Re: control pg_hba.conf via SQL

andrew(at)dunslane(dot)net (Andrew Dunstan) writes:
> We don't have the luxury of being able just to throw out old stuff
> because we think it might be neater to do it another way. The current
> rules for HBA are order dependent. The issue raised as I understood it
> was not to invent a new scheme but to be able to manage it from inside
> a postgres session.

If the need to support "legacy usage" mandates something like Svenne
Krap's suggestion of a control flag inside pg_hba.conf, or something
otherwise akin to Robert Treat's suggestions, then I think this *is*
designing something new/neater.

I think it would take a fair bit of work (and kludging of design) to
build something to slavishly emulate pg_hba.conf; it seems to me that
it is a much better thing to have an inside-the-database HBA scheme be
based on what is a good design inside-the-database.

> Of course, if we go for a new scheme that is not order dependent,
> then inventing a reasonable SQL syntax to support it becomes a heck
> of a lot easier. Something along the lines of GRANT/REVOKE CONNECT
> ... should do the trick.

Sure. This would come as something of a 2 level attack on the problem:

1. Find a decent representation for the data;

2. Find a decent way to tell the system about the data...

> Maybe we could do something like this: if there is a pg_hba.conf
> file present, then use it as now and ignore the access rights table
> - if someone does GRANT/REVOKE CONNECT while under pg_hba.conf then
> process it but issue a warning. Maybe there could also be an initdb
> switch that gave users a choice.

initdb is a terrible choice for that; that means you have to
re-initialize the database to change the option.

I think a better approach is to control this in postgresql.conf...

An option like...

host_based_authentication_file = "/etc/postgresql/pg_hba.conf"
host_based_authentication = "internal" [looks at table pg_catalog.pg_hba, let's say]
# options here are "internal", "file", "file, internal", "internal, file"

That way, if a problem arises that is locking the administrator out,
it can be resolved by a "pg_ctl reload".
--
(format nil "~S(at)~S" "cbbrowne" "acm.org")
http://www3.sympatico.ca/cbbrowne/lisp.html
"When I was a boy of fourteen, my father was so ignorant I could
hardly stand to have the old man around. But when I got to be
twenty-one, I was astonished at how much the old man had learned in
seven years." -- Mark Twain

Stored data entries:

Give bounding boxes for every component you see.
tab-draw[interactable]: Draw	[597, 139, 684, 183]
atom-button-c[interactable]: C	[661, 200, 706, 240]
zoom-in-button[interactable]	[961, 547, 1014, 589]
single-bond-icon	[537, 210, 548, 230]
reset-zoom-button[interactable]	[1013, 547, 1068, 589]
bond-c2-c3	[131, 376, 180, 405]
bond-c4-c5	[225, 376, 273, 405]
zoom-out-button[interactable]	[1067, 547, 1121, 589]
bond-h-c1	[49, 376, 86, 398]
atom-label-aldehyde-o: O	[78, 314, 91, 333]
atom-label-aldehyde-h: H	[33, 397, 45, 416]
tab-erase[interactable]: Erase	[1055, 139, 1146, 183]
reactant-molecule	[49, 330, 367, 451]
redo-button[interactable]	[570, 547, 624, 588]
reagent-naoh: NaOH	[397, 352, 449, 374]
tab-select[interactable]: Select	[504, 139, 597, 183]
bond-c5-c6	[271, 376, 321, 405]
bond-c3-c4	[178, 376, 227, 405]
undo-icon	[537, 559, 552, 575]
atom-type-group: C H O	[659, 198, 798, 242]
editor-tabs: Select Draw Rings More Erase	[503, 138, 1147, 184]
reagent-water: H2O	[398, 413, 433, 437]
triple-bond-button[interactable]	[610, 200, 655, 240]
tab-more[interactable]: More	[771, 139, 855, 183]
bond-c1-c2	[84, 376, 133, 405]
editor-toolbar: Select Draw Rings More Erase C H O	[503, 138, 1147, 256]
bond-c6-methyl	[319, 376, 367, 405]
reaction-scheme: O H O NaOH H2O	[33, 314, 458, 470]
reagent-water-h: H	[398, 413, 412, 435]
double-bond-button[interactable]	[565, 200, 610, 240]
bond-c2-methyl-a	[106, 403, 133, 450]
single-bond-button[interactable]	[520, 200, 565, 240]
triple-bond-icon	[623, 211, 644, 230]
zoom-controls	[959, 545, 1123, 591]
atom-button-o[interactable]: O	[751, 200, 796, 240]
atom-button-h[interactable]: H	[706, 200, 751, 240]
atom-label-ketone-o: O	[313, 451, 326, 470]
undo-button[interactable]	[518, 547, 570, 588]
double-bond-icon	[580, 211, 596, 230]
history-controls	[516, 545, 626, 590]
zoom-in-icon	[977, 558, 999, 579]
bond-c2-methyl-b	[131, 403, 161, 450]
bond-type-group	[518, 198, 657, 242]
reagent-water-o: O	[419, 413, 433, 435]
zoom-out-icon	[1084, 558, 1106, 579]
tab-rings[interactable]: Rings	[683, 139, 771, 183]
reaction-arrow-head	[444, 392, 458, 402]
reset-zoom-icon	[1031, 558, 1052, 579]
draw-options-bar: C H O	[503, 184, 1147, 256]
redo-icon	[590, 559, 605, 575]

GOAL OF THE EXERCISE: From the pg_hba.conf post, output the passage that starts at "If the need" and stops after "do the trick.", with every word and mark unchanged.

REPLY:
If the need to support "legacy usage" mandates something like Svenne
Krap's suggestion of a control flag inside pg_hba.conf, or something
otherwise akin to Robert Treat's suggestions, then I think this *is*
designing something new/neater.

I think it would take a fair bit of work (and kludging of design) to
build something to slavishly emulate pg_hba.conf; it seems to me that
it is a much better thing to have an inside-the-database HBA scheme be
based on what is a good design inside-the-database.

> Of course, if we go for a new scheme that is not order dependent,
> then inventing a reasonable SQL syntax to support it becomes a heck
> of a lot easier. Something along the lines of GRANT/REVOKE CONNECT
> ... should do the trick.